## Your task:
Find the word "this" in the listing; pull out each line holding it.

** Begin Recorded information **

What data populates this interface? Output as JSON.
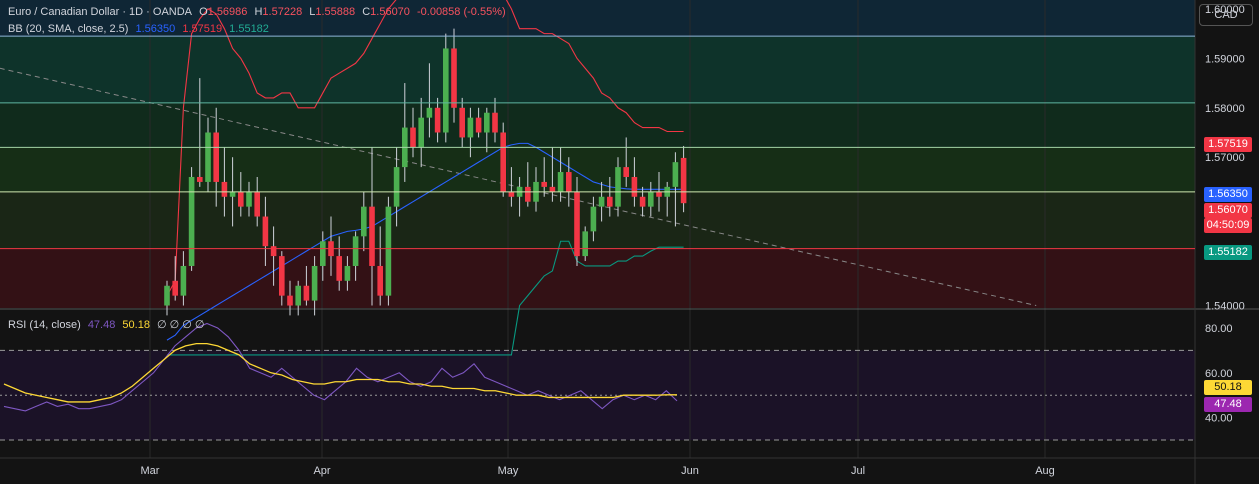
{
  "header": {
    "title": "Euro / Canadian Dollar · 1D · OANDA",
    "o_label": "O",
    "o": "1.56986",
    "h_label": "H",
    "h": "1.57228",
    "l_label": "L",
    "l": "1.55888",
    "c_label": "C",
    "c": "1.56070",
    "change": "-0.00858 (-0.55%)"
  },
  "bb_legend": {
    "label": "BB (20, SMA, close, 2.5)",
    "basis": "1.56350",
    "upper": "1.57519",
    "lower": "1.55182"
  },
  "rsi_legend": {
    "label": "RSI (14, close)",
    "rsi": "47.48",
    "ma": "50.18",
    "extra": "∅ ∅ ∅ ∅"
  },
  "currency_button": "CAD",
  "price_axis": {
    "labels": [
      "1.60000",
      "1.59000",
      "1.58000",
      "1.57000",
      "1.56000",
      "1.55000",
      "1.54000"
    ]
  },
  "rsi_axis": {
    "labels": [
      "80.00",
      "60.00",
      "40.00"
    ]
  },
  "price_tags": {
    "upper": "1.57519",
    "basis": "1.56350",
    "last": "1.56070",
    "countdown": "04:50:09",
    "lower": "1.55182"
  },
  "rsi_tags": {
    "ma": "50.18",
    "rsi": "47.48"
  },
  "time_axis": {
    "labels": [
      "Mar",
      "Apr",
      "May",
      "Jun",
      "Jul",
      "Aug"
    ]
  },
  "colors": {
    "up": "#4caf50",
    "down": "#f23645",
    "bb_upper": "#f23645",
    "bb_basis": "#2962ff",
    "bb_lower": "#089981",
    "rsi": "#7e57c2",
    "rsi_ma": "#fdd835",
    "background": "#131313"
  },
  "chart_data": {
    "type": "candlestick",
    "symbol": "Euro / Canadian Dollar",
    "interval": "1D",
    "ylim": [
      1.5395,
      1.6018
    ],
    "bars": [
      [
        1.54,
        1.545,
        1.538,
        1.544
      ],
      [
        1.545,
        1.55,
        1.541,
        1.542
      ],
      [
        1.542,
        1.551,
        1.54,
        1.548
      ],
      [
        1.548,
        1.568,
        1.547,
        1.566
      ],
      [
        1.566,
        1.586,
        1.564,
        1.565
      ],
      [
        1.565,
        1.578,
        1.563,
        1.575
      ],
      [
        1.575,
        1.58,
        1.56,
        1.565
      ],
      [
        1.565,
        1.572,
        1.558,
        1.562
      ],
      [
        1.562,
        1.57,
        1.556,
        1.563
      ],
      [
        1.563,
        1.567,
        1.558,
        1.56
      ],
      [
        1.56,
        1.565,
        1.558,
        1.563
      ],
      [
        1.563,
        1.566,
        1.556,
        1.558
      ],
      [
        1.558,
        1.562,
        1.548,
        1.552
      ],
      [
        1.552,
        1.556,
        1.544,
        1.55
      ],
      [
        1.55,
        1.551,
        1.54,
        1.542
      ],
      [
        1.542,
        1.545,
        1.538,
        1.54
      ],
      [
        1.54,
        1.545,
        1.538,
        1.544
      ],
      [
        1.544,
        1.548,
        1.54,
        1.541
      ],
      [
        1.541,
        1.55,
        1.538,
        1.548
      ],
      [
        1.548,
        1.555,
        1.545,
        1.553
      ],
      [
        1.553,
        1.558,
        1.546,
        1.55
      ],
      [
        1.55,
        1.554,
        1.543,
        1.545
      ],
      [
        1.545,
        1.55,
        1.543,
        1.548
      ],
      [
        1.548,
        1.555,
        1.545,
        1.554
      ],
      [
        1.554,
        1.563,
        1.551,
        1.56
      ],
      [
        1.56,
        1.572,
        1.54,
        1.548
      ],
      [
        1.548,
        1.556,
        1.54,
        1.542
      ],
      [
        1.542,
        1.562,
        1.54,
        1.56
      ],
      [
        1.56,
        1.572,
        1.556,
        1.568
      ],
      [
        1.568,
        1.585,
        1.565,
        1.576
      ],
      [
        1.576,
        1.58,
        1.57,
        1.572
      ],
      [
        1.572,
        1.582,
        1.568,
        1.578
      ],
      [
        1.578,
        1.589,
        1.574,
        1.58
      ],
      [
        1.58,
        1.582,
        1.573,
        1.575
      ],
      [
        1.575,
        1.595,
        1.573,
        1.592
      ],
      [
        1.592,
        1.596,
        1.577,
        1.58
      ],
      [
        1.58,
        1.582,
        1.572,
        1.574
      ],
      [
        1.574,
        1.58,
        1.57,
        1.578
      ],
      [
        1.578,
        1.58,
        1.574,
        1.575
      ],
      [
        1.575,
        1.58,
        1.571,
        1.579
      ],
      [
        1.579,
        1.582,
        1.573,
        1.575
      ],
      [
        1.575,
        1.577,
        1.562,
        1.563
      ],
      [
        1.563,
        1.568,
        1.56,
        1.562
      ],
      [
        1.562,
        1.566,
        1.558,
        1.564
      ],
      [
        1.564,
        1.569,
        1.56,
        1.561
      ],
      [
        1.561,
        1.568,
        1.559,
        1.565
      ],
      [
        1.565,
        1.57,
        1.562,
        1.564
      ],
      [
        1.564,
        1.572,
        1.561,
        1.563
      ],
      [
        1.563,
        1.572,
        1.561,
        1.567
      ],
      [
        1.567,
        1.57,
        1.56,
        1.563
      ],
      [
        1.563,
        1.566,
        1.548,
        1.55
      ],
      [
        1.55,
        1.556,
        1.549,
        1.555
      ],
      [
        1.555,
        1.562,
        1.553,
        1.56
      ],
      [
        1.56,
        1.565,
        1.557,
        1.562
      ],
      [
        1.562,
        1.566,
        1.558,
        1.56
      ],
      [
        1.56,
        1.57,
        1.558,
        1.568
      ],
      [
        1.568,
        1.574,
        1.564,
        1.566
      ],
      [
        1.566,
        1.57,
        1.56,
        1.562
      ],
      [
        1.562,
        1.564,
        1.558,
        1.56
      ],
      [
        1.56,
        1.565,
        1.558,
        1.563
      ],
      [
        1.563,
        1.567,
        1.559,
        1.562
      ],
      [
        1.562,
        1.565,
        1.558,
        1.564
      ],
      [
        1.564,
        1.571,
        1.556,
        1.569
      ],
      [
        1.56986,
        1.57228,
        1.55888,
        1.5607
      ]
    ],
    "bb_upper": [
      1.542,
      1.545,
      1.58,
      1.595,
      1.598,
      1.6,
      1.599,
      1.596,
      1.592,
      1.59,
      1.587,
      1.583,
      1.582,
      1.582,
      1.583,
      1.583,
      1.58,
      1.58,
      1.58,
      1.583,
      1.586,
      1.587,
      1.588,
      1.589,
      1.591,
      1.594,
      1.597,
      1.6,
      1.602,
      1.604,
      1.607,
      1.609,
      1.611,
      1.612,
      1.613,
      1.613,
      1.612,
      1.611,
      1.61,
      1.609,
      1.607,
      1.603,
      1.6,
      1.596,
      1.596,
      1.596,
      1.595,
      1.595,
      1.594,
      1.593,
      1.59,
      1.588,
      1.586,
      1.583,
      1.582,
      1.58,
      1.579,
      1.577,
      1.576,
      1.576,
      1.576,
      1.5752,
      1.5752,
      1.5752
    ],
    "bb_basis": [
      1.533,
      1.534,
      1.536,
      1.537,
      1.538,
      1.539,
      1.54,
      1.541,
      1.542,
      1.543,
      1.544,
      1.545,
      1.546,
      1.547,
      1.548,
      1.549,
      1.55,
      1.551,
      1.552,
      1.553,
      1.554,
      1.5545,
      1.555,
      1.5552,
      1.5555,
      1.556,
      1.557,
      1.558,
      1.559,
      1.56,
      1.561,
      1.562,
      1.563,
      1.564,
      1.565,
      1.566,
      1.567,
      1.568,
      1.569,
      1.57,
      1.571,
      1.572,
      1.5725,
      1.5728,
      1.5728,
      1.572,
      1.571,
      1.57,
      1.569,
      1.568,
      1.567,
      1.566,
      1.565,
      1.5645,
      1.564,
      1.5638,
      1.5636,
      1.5635,
      1.5635,
      1.5635,
      1.5635,
      1.5635,
      1.5635,
      1.5635
    ],
    "bb_lower": [
      1.53,
      1.53,
      1.53,
      1.53,
      1.53,
      1.53,
      1.53,
      1.53,
      1.53,
      1.53,
      1.53,
      1.53,
      1.53,
      1.53,
      1.53,
      1.53,
      1.53,
      1.53,
      1.53,
      1.53,
      1.53,
      1.53,
      1.53,
      1.53,
      1.53,
      1.53,
      1.53,
      1.53,
      1.53,
      1.53,
      1.53,
      1.53,
      1.53,
      1.53,
      1.53,
      1.53,
      1.53,
      1.53,
      1.53,
      1.53,
      1.53,
      1.53,
      1.53,
      1.54,
      1.542,
      1.544,
      1.546,
      1.547,
      1.553,
      1.553,
      1.549,
      1.548,
      1.548,
      1.548,
      1.548,
      1.549,
      1.549,
      1.55,
      1.55,
      1.551,
      1.5518,
      1.5518,
      1.5518,
      1.5518
    ],
    "rsi": [
      45,
      44,
      43,
      45,
      47,
      45,
      46,
      44,
      44,
      45,
      46,
      48,
      52,
      56,
      60,
      66,
      72,
      76,
      80,
      82,
      80,
      76,
      70,
      62,
      60,
      58,
      62,
      58,
      54,
      50,
      48,
      52,
      56,
      62,
      58,
      56,
      58,
      60,
      56,
      54,
      56,
      62,
      58,
      60,
      64,
      58,
      56,
      54,
      52,
      50,
      52,
      50,
      48,
      50,
      52,
      48,
      44,
      48,
      50,
      48,
      50,
      48,
      52,
      47.48
    ],
    "rsi_ma": [
      55,
      53,
      51,
      50,
      49,
      48,
      47,
      47,
      47,
      48,
      49,
      51,
      54,
      58,
      62,
      66,
      70,
      72,
      73,
      73,
      72,
      70,
      68,
      64,
      62,
      60,
      59,
      57,
      56,
      55,
      55,
      56,
      56,
      57,
      57,
      57,
      56,
      56,
      55,
      55,
      54,
      54,
      53,
      53,
      53,
      52,
      52,
      51,
      50,
      50,
      50,
      49,
      49,
      49,
      49,
      49,
      49,
      49,
      50,
      50,
      50,
      50,
      50.18,
      50.18
    ],
    "rsi_ylim": [
      22,
      88
    ],
    "rsi_levels": [
      70,
      50,
      30
    ],
    "horizontal_lines": [
      1.5945,
      1.581,
      1.572,
      1.563,
      1.5515
    ],
    "trendline": {
      "from": [
        1.588,
        0
      ],
      "to": [
        1.54,
        76
      ]
    }
  }
}
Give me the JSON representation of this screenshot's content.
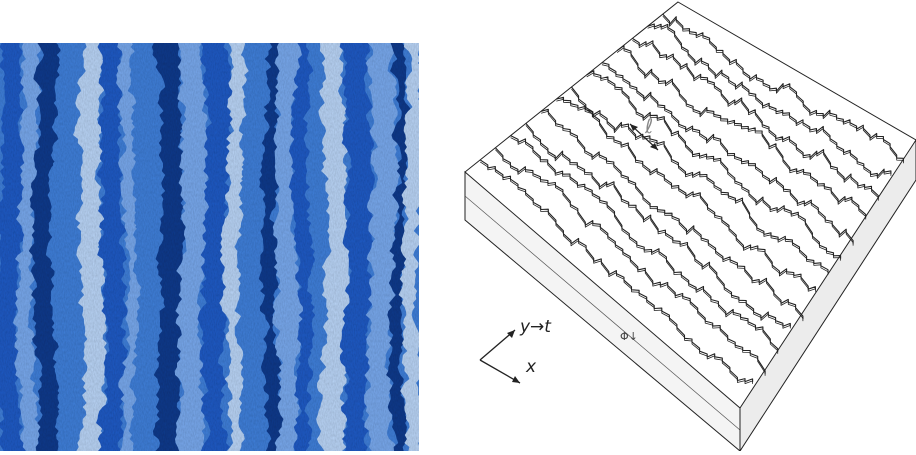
{
  "stm_image": {
    "colors": [
      "#0c3a8c",
      "#1e5ac4",
      "#3f7fd9",
      "#78a8ec",
      "#b9d4f6"
    ]
  },
  "diagram": {
    "step_spacing_label": "ℓ",
    "axis_y_label": "y→t",
    "axis_x_label": "x",
    "small_annotation": "Φ↓",
    "line_color": "#222222"
  }
}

** End Recorded information **

## Response:
What data populates this interface? Output as JSON.
Give me the JSON representation of this screenshot's content.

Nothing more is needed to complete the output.